Begin Records for the exercise

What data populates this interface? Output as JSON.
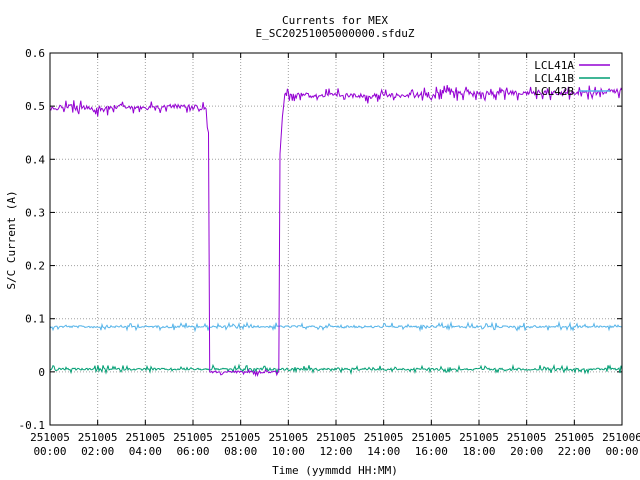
{
  "chart_data": {
    "type": "line",
    "title": "Currents for MEX",
    "subtitle": "E_SC20251005000000.sfduZ",
    "xlabel": "Time (yymmdd HH:MM)",
    "ylabel": "S/C Current (A)",
    "xlim": [
      0,
      24
    ],
    "ylim": [
      -0.1,
      0.6
    ],
    "grid": true,
    "legend_position": "top-right",
    "x_ticks": [
      {
        "x": 0,
        "date": "251005",
        "time": "00:00"
      },
      {
        "x": 2,
        "date": "251005",
        "time": "02:00"
      },
      {
        "x": 4,
        "date": "251005",
        "time": "04:00"
      },
      {
        "x": 6,
        "date": "251005",
        "time": "06:00"
      },
      {
        "x": 8,
        "date": "251005",
        "time": "08:00"
      },
      {
        "x": 10,
        "date": "251005",
        "time": "10:00"
      },
      {
        "x": 12,
        "date": "251005",
        "time": "12:00"
      },
      {
        "x": 14,
        "date": "251005",
        "time": "14:00"
      },
      {
        "x": 16,
        "date": "251005",
        "time": "16:00"
      },
      {
        "x": 18,
        "date": "251005",
        "time": "18:00"
      },
      {
        "x": 20,
        "date": "251005",
        "time": "20:00"
      },
      {
        "x": 22,
        "date": "251005",
        "time": "22:00"
      },
      {
        "x": 24,
        "date": "251006",
        "time": "00:00"
      }
    ],
    "y_ticks": [
      "-0.1",
      "0",
      "0.1",
      "0.2",
      "0.3",
      "0.4",
      "0.5",
      "0.6"
    ],
    "series": [
      {
        "name": "LCL41A",
        "color": "#9400d3",
        "points": [
          [
            0,
            0.495
          ],
          [
            1,
            0.5
          ],
          [
            2,
            0.495
          ],
          [
            3,
            0.5
          ],
          [
            4,
            0.495
          ],
          [
            5,
            0.5
          ],
          [
            6,
            0.5
          ],
          [
            6.55,
            0.495
          ],
          [
            6.6,
            0.46
          ],
          [
            6.65,
            0.45
          ],
          [
            6.7,
            0.0
          ],
          [
            7,
            0.0
          ],
          [
            8,
            0.0
          ],
          [
            9,
            0.0
          ],
          [
            9.6,
            0.0
          ],
          [
            9.65,
            0.41
          ],
          [
            9.75,
            0.48
          ],
          [
            9.85,
            0.52
          ],
          [
            10,
            0.525
          ],
          [
            11,
            0.52
          ],
          [
            12,
            0.52
          ],
          [
            13,
            0.52
          ],
          [
            14,
            0.52
          ],
          [
            15,
            0.52
          ],
          [
            16,
            0.525
          ],
          [
            17,
            0.525
          ],
          [
            18,
            0.525
          ],
          [
            19,
            0.525
          ],
          [
            20,
            0.525
          ],
          [
            21,
            0.525
          ],
          [
            22,
            0.525
          ],
          [
            23,
            0.525
          ],
          [
            24,
            0.53
          ]
        ]
      },
      {
        "name": "LCL41B",
        "color": "#009e73",
        "points": [
          [
            0,
            0.005
          ],
          [
            24,
            0.005
          ]
        ]
      },
      {
        "name": "LCL42B",
        "color": "#56b4e9",
        "points": [
          [
            0,
            0.085
          ],
          [
            24,
            0.085
          ]
        ]
      }
    ]
  }
}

End Records for the exercise

**What the task asks:** Go through the records and gather the lines that hold "color".

**Result:**
        "color": "#9400d3",
        "color": "#009e73",
        "color": "#56b4e9",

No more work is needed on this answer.